▶ Stated problem:
Without including any images, reproduce each entry exactly.

▶ Data for this task:
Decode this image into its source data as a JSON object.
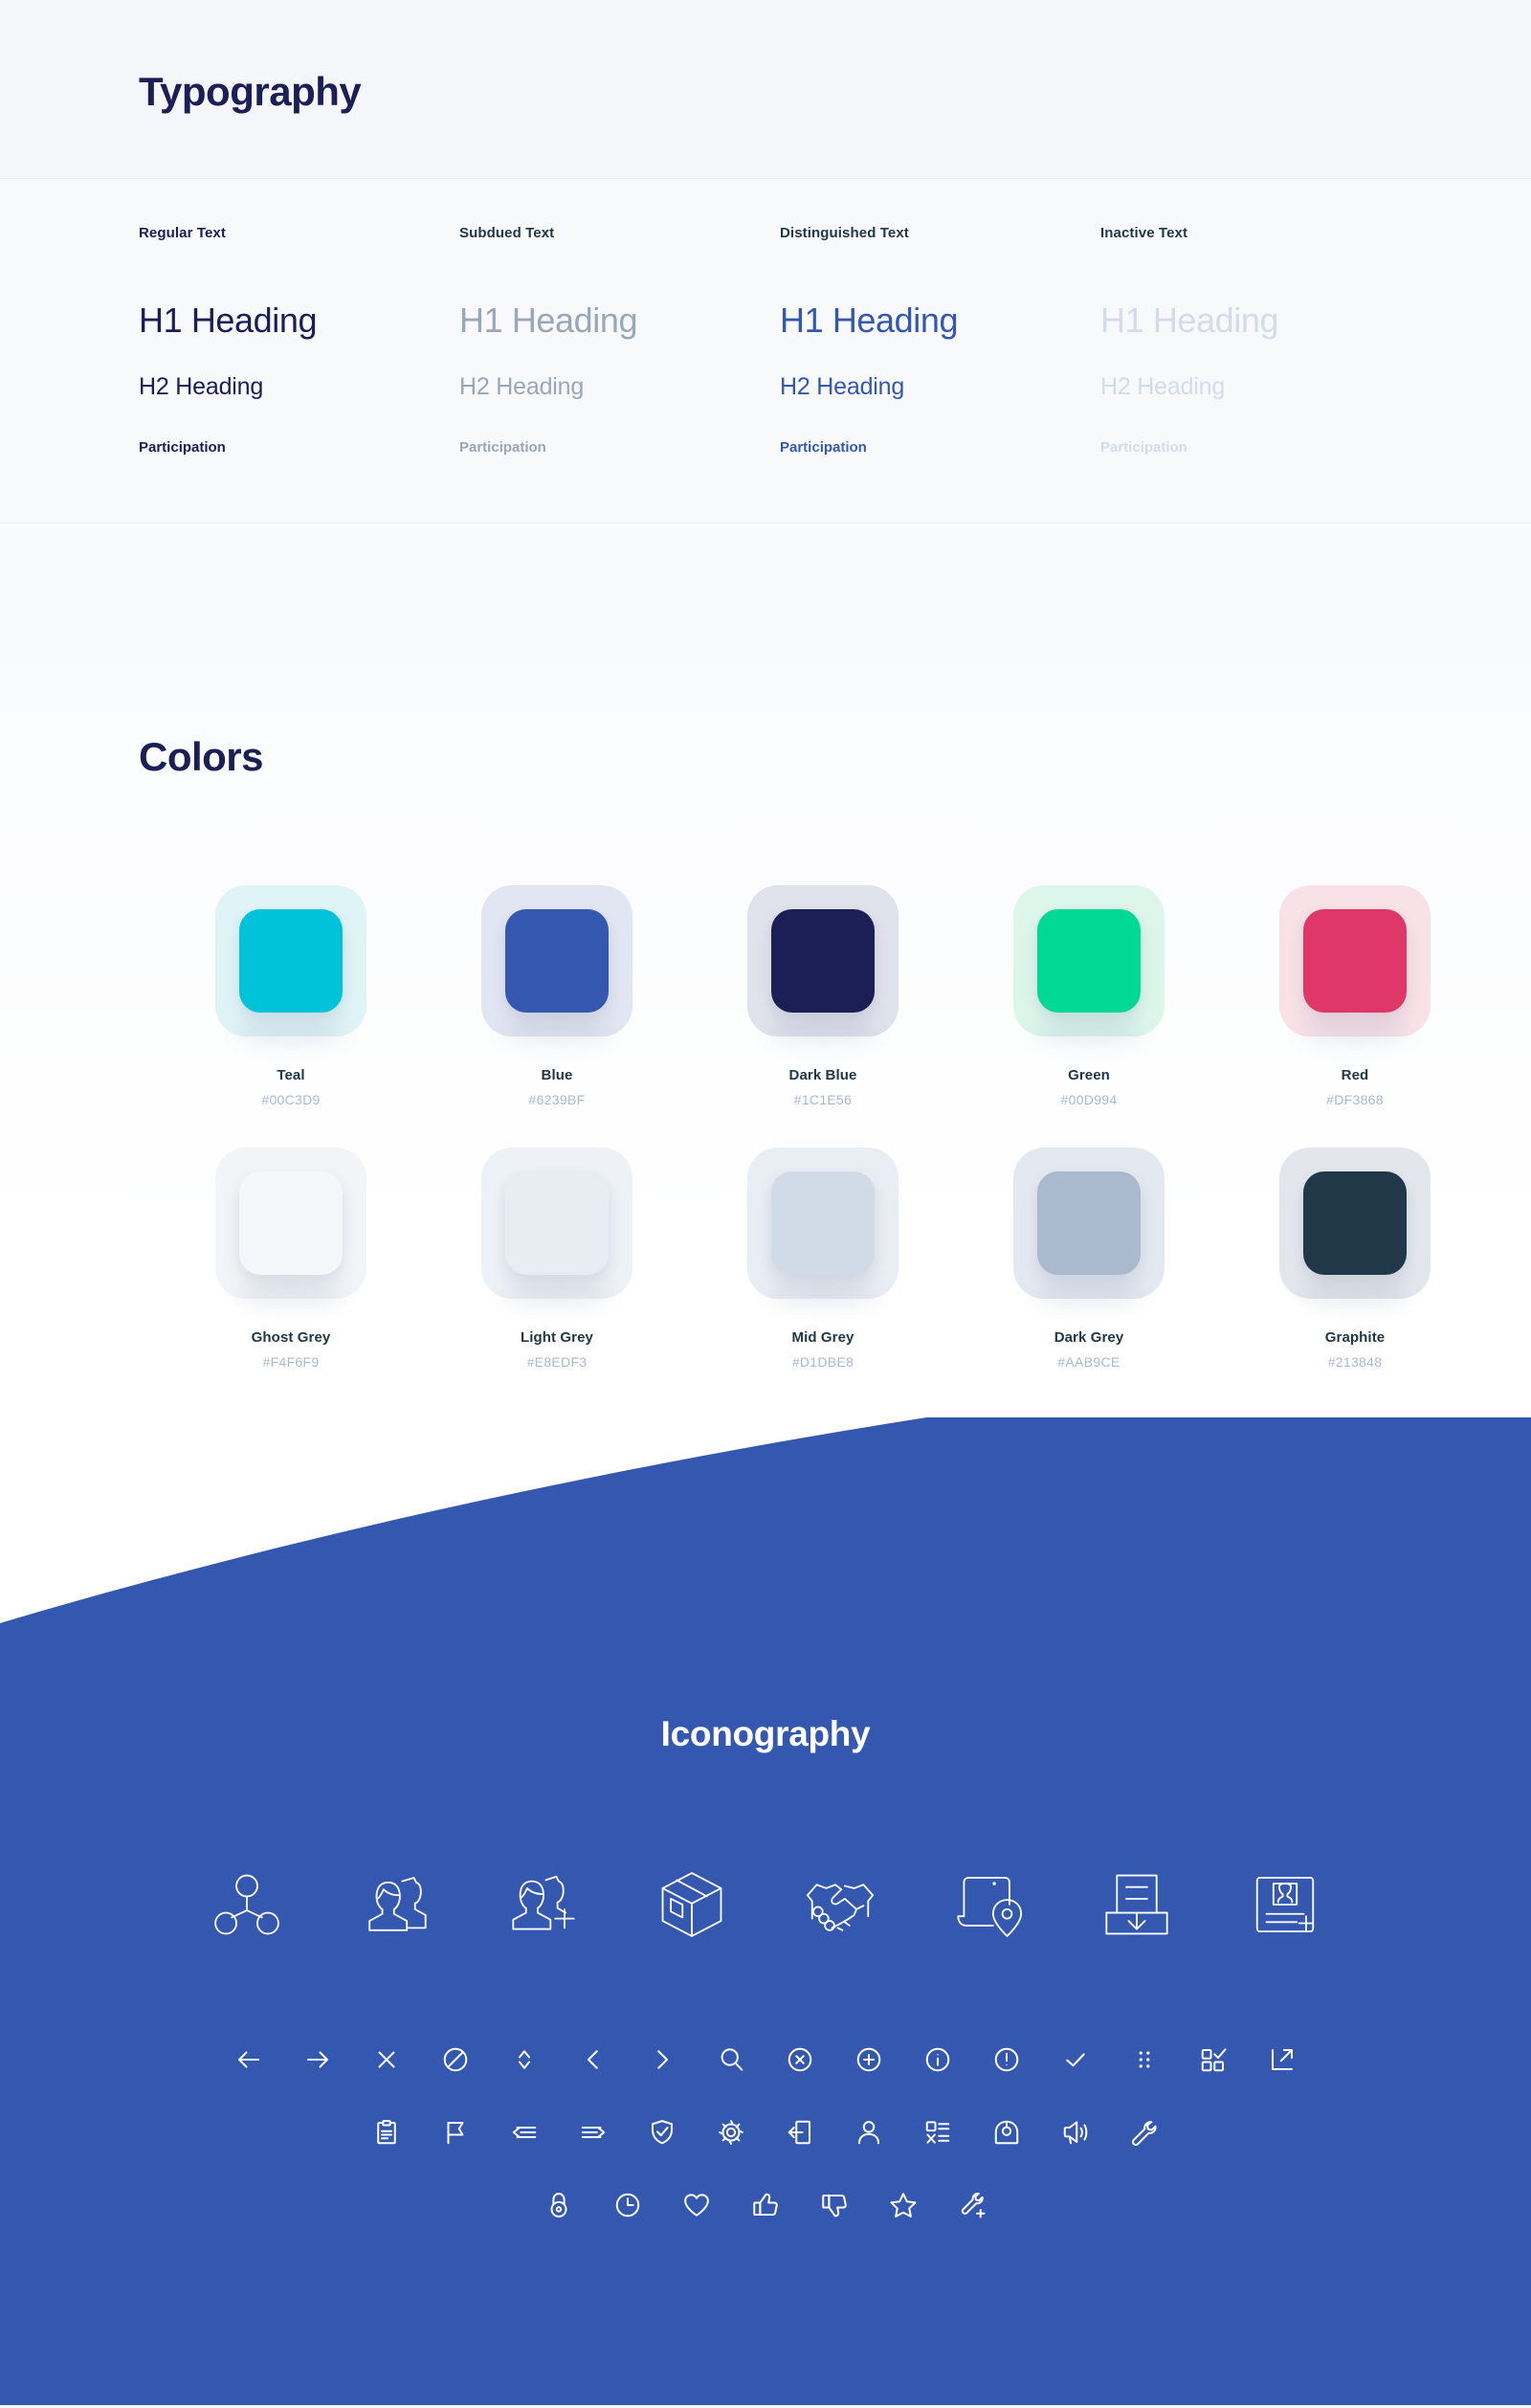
{
  "typography": {
    "title": "Typography",
    "columns": [
      {
        "label": "Regular Text",
        "h1": "H1 Heading",
        "h2": "H2 Heading",
        "body": "Participation",
        "color": "#1C1E56"
      },
      {
        "label": "Subdued Text",
        "h1": "H1 Heading",
        "h2": "H2 Heading",
        "body": "Participation",
        "color": "#9AA7B8"
      },
      {
        "label": "Distinguished Text",
        "h1": "H1 Heading",
        "h2": "H2 Heading",
        "body": "Participation",
        "color": "#3458B0"
      },
      {
        "label": "Inactive Text",
        "h1": "H1 Heading",
        "h2": "H2 Heading",
        "body": "Participation",
        "color": "#D4DCE8"
      }
    ]
  },
  "colors": {
    "title": "Colors",
    "swatches": [
      {
        "name": "Teal",
        "hex": "#00C3D9",
        "swatch": "#00C3D9",
        "tint": "#dff4f7"
      },
      {
        "name": "Blue",
        "hex": "#6239BF",
        "swatch": "#3458B0",
        "tint": "#e2e6f2"
      },
      {
        "name": "Dark Blue",
        "hex": "#1C1E56",
        "swatch": "#1C1E56",
        "tint": "#e0e2ec"
      },
      {
        "name": "Green",
        "hex": "#00D994",
        "swatch": "#00D994",
        "tint": "#ddf6ec"
      },
      {
        "name": "Red",
        "hex": "#DF3868",
        "swatch": "#DF3868",
        "tint": "#f8e2e8"
      },
      {
        "name": "Ghost Grey",
        "hex": "#F4F6F9",
        "swatch": "#F4F6F9",
        "tint": "#f2f4f8"
      },
      {
        "name": "Light Grey",
        "hex": "#E8EDF3",
        "swatch": "#E8EDF3",
        "tint": "#eef1f6"
      },
      {
        "name": "Mid Grey",
        "hex": "#D1DBE8",
        "swatch": "#D1DBE8",
        "tint": "#e9edf4"
      },
      {
        "name": "Dark Grey",
        "hex": "#AAB9CE",
        "swatch": "#AAB9CE",
        "tint": "#e4e9f1"
      },
      {
        "name": "Graphite",
        "hex": "#213848",
        "swatch": "#213848",
        "tint": "#e3e7ed"
      }
    ]
  },
  "iconography": {
    "title": "Iconography",
    "background": "#3458B0",
    "icon_color": "#FFFFFF",
    "large_icons": [
      "network-share-icon",
      "users-group-icon",
      "add-user-icon",
      "package-box-icon",
      "handshake-icon",
      "laptop-location-icon",
      "inbox-download-icon",
      "profile-card-add-icon"
    ],
    "small_rows": [
      [
        "arrow-left-icon",
        "arrow-right-icon",
        "close-icon",
        "block-icon",
        "sort-icon",
        "chevron-left-icon",
        "chevron-right-icon",
        "search-icon",
        "circle-close-icon",
        "circle-plus-icon",
        "info-icon",
        "alert-icon",
        "check-icon",
        "grid-dots-icon",
        "multi-select-icon",
        "external-link-icon"
      ],
      [
        "clipboard-icon",
        "flag-icon",
        "arrow-in-left-icon",
        "arrow-out-right-icon",
        "check-shield-icon",
        "gear-icon",
        "logout-icon",
        "user-icon",
        "task-list-icon",
        "gauge-icon",
        "megaphone-icon",
        "wrench-icon"
      ],
      [
        "lock-icon",
        "clock-icon",
        "heart-icon",
        "thumbs-up-icon",
        "thumbs-down-icon",
        "star-icon",
        "wrench-plus-icon"
      ]
    ]
  }
}
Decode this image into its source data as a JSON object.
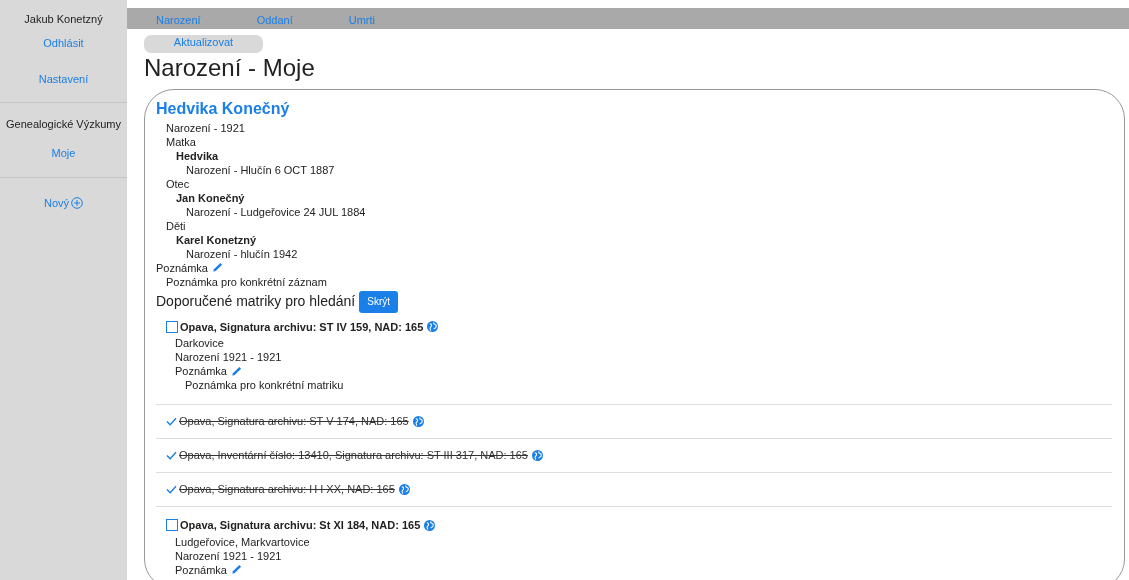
{
  "sidebar": {
    "user": "Jakub Konetzný",
    "links": [
      {
        "label": "Odhlásit"
      },
      {
        "label": "Nastavení"
      }
    ],
    "section": "Genealogické Výzkumy",
    "section_links": [
      {
        "label": "Moje",
        "selected": true
      }
    ],
    "new_label": "Nový"
  },
  "nav": {
    "tabs": [
      {
        "label": "Narození"
      },
      {
        "label": "Oddaní"
      },
      {
        "label": "Umrti"
      }
    ]
  },
  "refresh_button": "Aktualizovat",
  "title": "Narození - Moje",
  "record": {
    "name": "Hedvika Konečný",
    "birth": "Narození - 1921",
    "relations": [
      {
        "label": "Matka",
        "people": [
          {
            "name": "Hedvika",
            "detail": "Narození - Hlučín 6 OCT 1887"
          }
        ]
      },
      {
        "label": "Otec",
        "people": [
          {
            "name": "Jan Konečný",
            "detail": "Narození - Ludgeřovice 24 JUL 1884"
          }
        ]
      },
      {
        "label": "Děti",
        "people": [
          {
            "name": "Karel Konetzný",
            "detail": "Narození - hlučín 1942"
          }
        ]
      }
    ],
    "note_label": "Poznámka",
    "note": "Poznámka pro konkrétní záznam"
  },
  "recommended": {
    "heading": "Doporučené matriky pro hledání",
    "hide_button": "Skrýt",
    "items": [
      {
        "checked": false,
        "title": "Opava, Signatura archivu: ST IV 159, NAD: 165",
        "place": "Darkovice",
        "range": "Narození 1921 - 1921",
        "note_label": "Poznámka",
        "note": "Poznámka pro konkrétní matriku"
      },
      {
        "checked": true,
        "title": "Opava, Signatura archivu: ST V 174, NAD: 165"
      },
      {
        "checked": true,
        "title": "Opava, Inventární číslo: 13410, Signatura archivu: ST III 317, NAD: 165"
      },
      {
        "checked": true,
        "title": "Opava, Signatura archivu: H I XX, NAD: 165"
      },
      {
        "checked": false,
        "title": "Opava, Signatura archivu: St XI 184, NAD: 165",
        "place": "Ludgeřovice, Markvartovice",
        "range": "Narození 1921 - 1921",
        "note_label": "Poznámka"
      }
    ]
  }
}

▶ The solution:
Decode this image into its source data as a JSON object.
{
  "typography": {
    "title": "Typography",
    "columns": [
      {
        "label": "Regular Text",
        "h1": "H1 Heading",
        "h2": "H2 Heading",
        "body": "Participation",
        "color": "#1C1E56"
      },
      {
        "label": "Subdued Text",
        "h1": "H1 Heading",
        "h2": "H2 Heading",
        "body": "Participation",
        "color": "#9AA7B8"
      },
      {
        "label": "Distinguished Text",
        "h1": "H1 Heading",
        "h2": "H2 Heading",
        "body": "Participation",
        "color": "#3458B0"
      },
      {
        "label": "Inactive Text",
        "h1": "H1 Heading",
        "h2": "H2 Heading",
        "body": "Participation",
        "color": "#D4DCE8"
      }
    ]
  },
  "colors": {
    "title": "Colors",
    "swatches": [
      {
        "name": "Teal",
        "hex": "#00C3D9",
        "swatch": "#00C3D9",
        "tint": "#dff4f7"
      },
      {
        "name": "Blue",
        "hex": "#6239BF",
        "swatch": "#3458B0",
        "tint": "#e2e6f2"
      },
      {
        "name": "Dark Blue",
        "hex": "#1C1E56",
        "swatch": "#1C1E56",
        "tint": "#e0e2ec"
      },
      {
        "name": "Green",
        "hex": "#00D994",
        "swatch": "#00D994",
        "tint": "#ddf6ec"
      },
      {
        "name": "Red",
        "hex": "#DF3868",
        "swatch": "#DF3868",
        "tint": "#f8e2e8"
      },
      {
        "name": "Ghost Grey",
        "hex": "#F4F6F9",
        "swatch": "#F4F6F9",
        "tint": "#f2f4f8"
      },
      {
        "name": "Light Grey",
        "hex": "#E8EDF3",
        "swatch": "#E8EDF3",
        "tint": "#eef1f6"
      },
      {
        "name": "Mid Grey",
        "hex": "#D1DBE8",
        "swatch": "#D1DBE8",
        "tint": "#e9edf4"
      },
      {
        "name": "Dark Grey",
        "hex": "#AAB9CE",
        "swatch": "#AAB9CE",
        "tint": "#e4e9f1"
      },
      {
        "name": "Graphite",
        "hex": "#213848",
        "swatch": "#213848",
        "tint": "#e3e7ed"
      }
    ]
  },
  "iconography": {
    "title": "Iconography",
    "background": "#3458B0",
    "icon_color": "#FFFFFF",
    "large_icons": [
      "network-share-icon",
      "users-group-icon",
      "add-user-icon",
      "package-box-icon",
      "handshake-icon",
      "laptop-location-icon",
      "inbox-download-icon",
      "profile-card-add-icon"
    ],
    "small_rows": [
      [
        "arrow-left-icon",
        "arrow-right-icon",
        "close-icon",
        "block-icon",
        "sort-icon",
        "chevron-left-icon",
        "chevron-right-icon",
        "search-icon",
        "circle-close-icon",
        "circle-plus-icon",
        "info-icon",
        "alert-icon",
        "check-icon",
        "grid-dots-icon",
        "multi-select-icon",
        "external-link-icon"
      ],
      [
        "clipboard-icon",
        "flag-icon",
        "arrow-in-left-icon",
        "arrow-out-right-icon",
        "check-shield-icon",
        "gear-icon",
        "logout-icon",
        "user-icon",
        "task-list-icon",
        "gauge-icon",
        "megaphone-icon",
        "wrench-icon"
      ],
      [
        "lock-icon",
        "clock-icon",
        "heart-icon",
        "thumbs-up-icon",
        "thumbs-down-icon",
        "star-icon",
        "wrench-plus-icon"
      ]
    ]
  }
}
Decode this image into its source data as a JSON object.
{
  "sidebar": {
    "user": "Jakub Konetzný",
    "links": [
      {
        "label": "Odhlásit"
      },
      {
        "label": "Nastavení"
      }
    ],
    "section": "Genealogické Výzkumy",
    "section_links": [
      {
        "label": "Moje",
        "selected": true
      }
    ],
    "new_label": "Nový"
  },
  "nav": {
    "tabs": [
      {
        "label": "Narození"
      },
      {
        "label": "Oddaní"
      },
      {
        "label": "Umrti"
      }
    ]
  },
  "refresh_button": "Aktualizovat",
  "title": "Narození - Moje",
  "record": {
    "name": "Hedvika Konečný",
    "birth": "Narození - 1921",
    "relations": [
      {
        "label": "Matka",
        "people": [
          {
            "name": "Hedvika",
            "detail": "Narození - Hlučín 6 OCT 1887"
          }
        ]
      },
      {
        "label": "Otec",
        "people": [
          {
            "name": "Jan Konečný",
            "detail": "Narození - Ludgeřovice 24 JUL 1884"
          }
        ]
      },
      {
        "label": "Děti",
        "people": [
          {
            "name": "Karel Konetzný",
            "detail": "Narození - hlučín 1942"
          }
        ]
      }
    ],
    "note_label": "Poznámka",
    "note": "Poznámka pro konkrétní záznam"
  },
  "recommended": {
    "heading": "Doporučené matriky pro hledání",
    "hide_button": "Skrýt",
    "items": [
      {
        "checked": false,
        "title": "Opava, Signatura archivu: ST IV 159, NAD: 165",
        "place": "Darkovice",
        "range": "Narození 1921 - 1921",
        "note_label": "Poznámka",
        "note": "Poznámka pro konkrétní matriku"
      },
      {
        "checked": true,
        "title": "Opava, Signatura archivu: ST V 174, NAD: 165"
      },
      {
        "checked": true,
        "title": "Opava, Inventární číslo: 13410, Signatura archivu: ST III 317, NAD: 165"
      },
      {
        "checked": true,
        "title": "Opava, Signatura archivu: H I XX, NAD: 165"
      },
      {
        "checked": false,
        "title": "Opava, Signatura archivu: St XI 184, NAD: 165",
        "place": "Ludgeřovice, Markvartovice",
        "range": "Narození 1921 - 1921",
        "note_label": "Poznámka"
      }
    ]
  }
}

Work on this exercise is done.